[Passage retenu]:
Grande puissance de feu
Pour venir à bout de ce qui était censé être une forteresse, l’armée syrienne et ses alliés ont mobilisé, selon une source proche du Hezbollah libanais, pas moins de trente-cinq mille hommes, déployés sur un front de 80 kilomètres entourant les quartiers Est. Le gros des troupes était formé d’unités de l’armée syrienne, dont des régiments d’élite de la Garde républicaine, la division palestinienne al-Qods, relevant de l’état-major syrien, et la milice supplétive des «Aigles du désert», composée d’éléments tribaux. Mais il y avait aussi plusieurs milliers de soldats aguerris du Hezbollah, des Gardiens de la révolution iraniens, des membres de la milice irakienne al-Nujaba’, et des combattants chiites afghans appelés les «fatimides». Des dizaines d’officiers et de soldats des forces spéciales russes étaient également déployés sur les lignes de front.
Cette armée disposait d’une impressionnante puissance de feu, composée de centaines de pièce d’artillerie de campagne, de lance-roquettes multitubes, de mortiers, de mitrailleuses lourdes de 23 mm, 14,5mm et 12,7 mm, ainsi que d’une centaine de tanks et des dizaines de véhicules blindés, selon un général libanais à la retraite, expert de la guerre syrienne.
Sous le commandement du célèbre colonel Souheil al-Hassan, surnommé « Le tigre », cette force a mis en œuvre des tactiques militaires inspirées par cet officier, connu pour ses méthodes frontales. Au lieu de concentrer son effort sur les points faibles du front, l’armée syrienne et ses alliés ont attaqué les secteurs bien défendus, utilisant des tactiques de diversion et de segmentation des lignes ennemies. La chute de Hanano, le plus grand quartier situé à l’extrémité Est d’Alep, a porté un coup décisif au moral des rebelles, qui s’attendaient à une offensive d’envergure à Cheikh Saïd, au sud-ouest.

[Exercice]:
D'après le passage consacré à l'offensive sur les quartiers Est d'Alep, sous quel surnom le colonel Souheil al-Hassan est-il connu ?

[Données extraites]:
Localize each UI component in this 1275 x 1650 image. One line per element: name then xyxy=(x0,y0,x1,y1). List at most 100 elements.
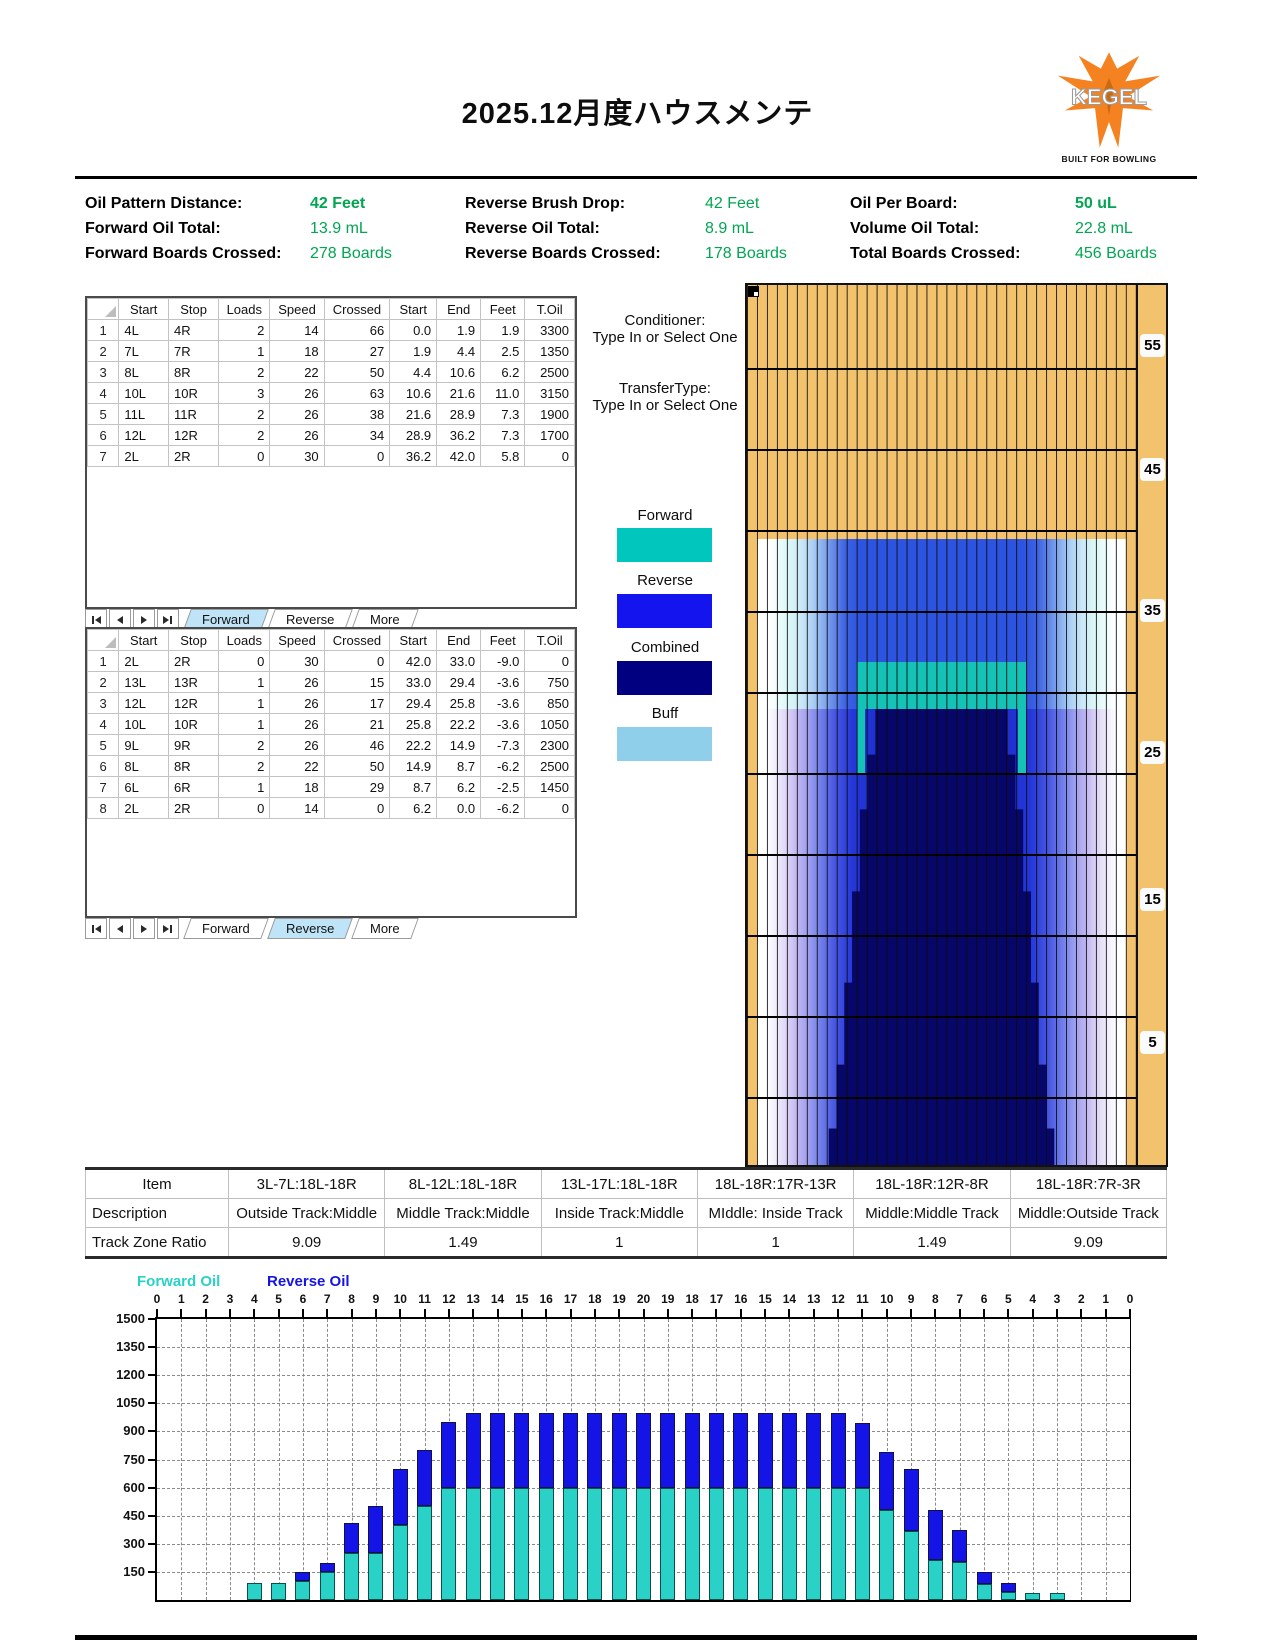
legend-reverse-swatch xyxy=(617,594,712,628)
next-record-button[interactable] xyxy=(133,918,155,939)
tab-forward[interactable]: Forward xyxy=(183,918,269,939)
table-cell: 2500 xyxy=(524,361,575,383)
table-cell: 4L xyxy=(118,319,169,341)
x-tick xyxy=(764,1309,767,1317)
legend-combined-swatch xyxy=(617,661,712,695)
table-cell: 18L-18R:17R-13R xyxy=(696,1168,855,1199)
lane-pattern-view: 55 45 35 25 15 5 xyxy=(745,283,1168,1167)
x-axis-label: 18 xyxy=(685,1292,699,1306)
table-cell: 2300 xyxy=(524,734,575,756)
forward-oil-bar xyxy=(611,1487,627,1600)
distance-line xyxy=(747,1016,1136,1018)
forward-oil-bar xyxy=(538,1487,554,1600)
x-axis-label: 9 xyxy=(372,1292,380,1306)
summary-value: 42 Feet xyxy=(705,194,760,212)
table-cell: 2R xyxy=(167,445,220,467)
y-axis-label: 450 xyxy=(123,1507,145,1523)
last-record-button[interactable] xyxy=(157,918,179,939)
distance-marker: 15 xyxy=(1140,888,1165,911)
table-cell: 4.4 xyxy=(436,340,482,362)
table-cell: 14.9 xyxy=(436,734,482,756)
legend-buff-swatch xyxy=(617,727,712,761)
table-cell: 1450 xyxy=(524,776,575,798)
summary-value: 278 Boards xyxy=(310,244,392,262)
column-header: Stop xyxy=(167,298,220,320)
forward-oil-bar xyxy=(660,1487,676,1600)
row-number: 6 xyxy=(86,755,120,777)
x-axis-label: 10 xyxy=(393,1292,407,1306)
table-cell: 18L-18R:7R-3R xyxy=(1009,1168,1168,1199)
table-cell: 0 xyxy=(524,650,575,672)
x-axis-label: 1 xyxy=(1102,1292,1110,1306)
last-record-button[interactable] xyxy=(157,609,179,630)
table-cell: 0 xyxy=(218,650,271,672)
x-tick xyxy=(520,1309,523,1317)
reverse-oil-bar xyxy=(733,1412,749,1488)
legend-forward-swatch xyxy=(617,528,712,562)
table-cell: 13R xyxy=(167,671,220,693)
table-cell: -3.6 xyxy=(480,671,526,693)
x-axis-label: 3 xyxy=(1053,1292,1061,1306)
first-record-button[interactable] xyxy=(85,918,107,939)
select-all-corner[interactable] xyxy=(86,629,120,651)
transfer-type-value[interactable]: Type In or Select One xyxy=(592,397,738,414)
conditioner-value[interactable]: Type In or Select One xyxy=(592,329,738,346)
select-all-corner[interactable] xyxy=(86,298,120,320)
y-axis-label: 600 xyxy=(123,1479,145,1495)
table-cell: 1 xyxy=(218,776,271,798)
reverse-oil-bar xyxy=(708,1412,724,1488)
column-header: Start xyxy=(118,298,169,320)
table-cell: 7R xyxy=(167,340,220,362)
reverse-oil-bar xyxy=(1000,1583,1016,1592)
y-axis-label: 1200 xyxy=(116,1367,145,1383)
x-tick xyxy=(326,1309,329,1317)
table-cell: 1.49 xyxy=(853,1227,1011,1258)
table-cell: Inside Track:Middle xyxy=(540,1198,698,1228)
x-axis-label: 16 xyxy=(734,1292,748,1306)
table-cell: 66 xyxy=(323,319,391,341)
forward-oil-bar xyxy=(976,1584,992,1600)
x-axis-label: 15 xyxy=(758,1292,772,1306)
x-gridline xyxy=(1057,1319,1059,1600)
x-gridline xyxy=(1081,1319,1083,1600)
table-cell: 21.6 xyxy=(389,403,438,425)
table-cell: 11L xyxy=(118,403,169,425)
reverse-oil-bar xyxy=(684,1412,700,1488)
distance-line xyxy=(747,1097,1136,1099)
table-cell: 50 xyxy=(323,361,391,383)
x-gridline xyxy=(229,1319,231,1600)
table-cell: 7.3 xyxy=(480,424,526,446)
reverse-oil-bar xyxy=(830,1412,846,1488)
table-cell: 33.0 xyxy=(436,650,482,672)
distance-marker: 5 xyxy=(1140,1031,1165,1054)
selection-handle-icon[interactable] xyxy=(748,286,759,297)
tab-more[interactable]: More xyxy=(351,918,419,939)
table-cell: 2R xyxy=(167,650,220,672)
board-lines xyxy=(747,285,1136,1165)
x-gridline xyxy=(1105,1319,1107,1600)
tab-reverse[interactable]: Reverse xyxy=(266,918,353,939)
table-cell: 2500 xyxy=(524,755,575,777)
table-cell: Item xyxy=(85,1168,229,1199)
table-cell: -3.6 xyxy=(480,692,526,714)
table-cell: 22.2 xyxy=(389,734,438,756)
x-tick xyxy=(1080,1309,1083,1317)
x-axis-label: 5 xyxy=(275,1292,282,1306)
summary-label: Volume Oil Total: xyxy=(850,219,980,237)
table-cell: 25.8 xyxy=(389,713,438,735)
table-cell: 26 xyxy=(269,403,325,425)
table-cell: 42.0 xyxy=(389,650,438,672)
table-cell: -9.0 xyxy=(480,650,526,672)
x-axis-label: 0 xyxy=(1126,1292,1134,1306)
table-cell: 3L-7L:18L-18R xyxy=(227,1168,386,1199)
prev-record-button[interactable] xyxy=(109,918,131,939)
table-cell: 22.2 xyxy=(436,713,482,735)
y-axis-label: 300 xyxy=(123,1535,145,1551)
reverse-oil-bar xyxy=(903,1468,919,1531)
summary-label: Oil Per Board: xyxy=(850,194,958,212)
summary-value: 42 Feet xyxy=(310,194,366,212)
x-axis-label: 0 xyxy=(153,1292,161,1306)
x-axis-label: 19 xyxy=(612,1292,626,1306)
table-cell: 14 xyxy=(269,797,325,819)
table-cell: 29 xyxy=(323,776,391,798)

[Résultat obtenu]:
« Le tigre »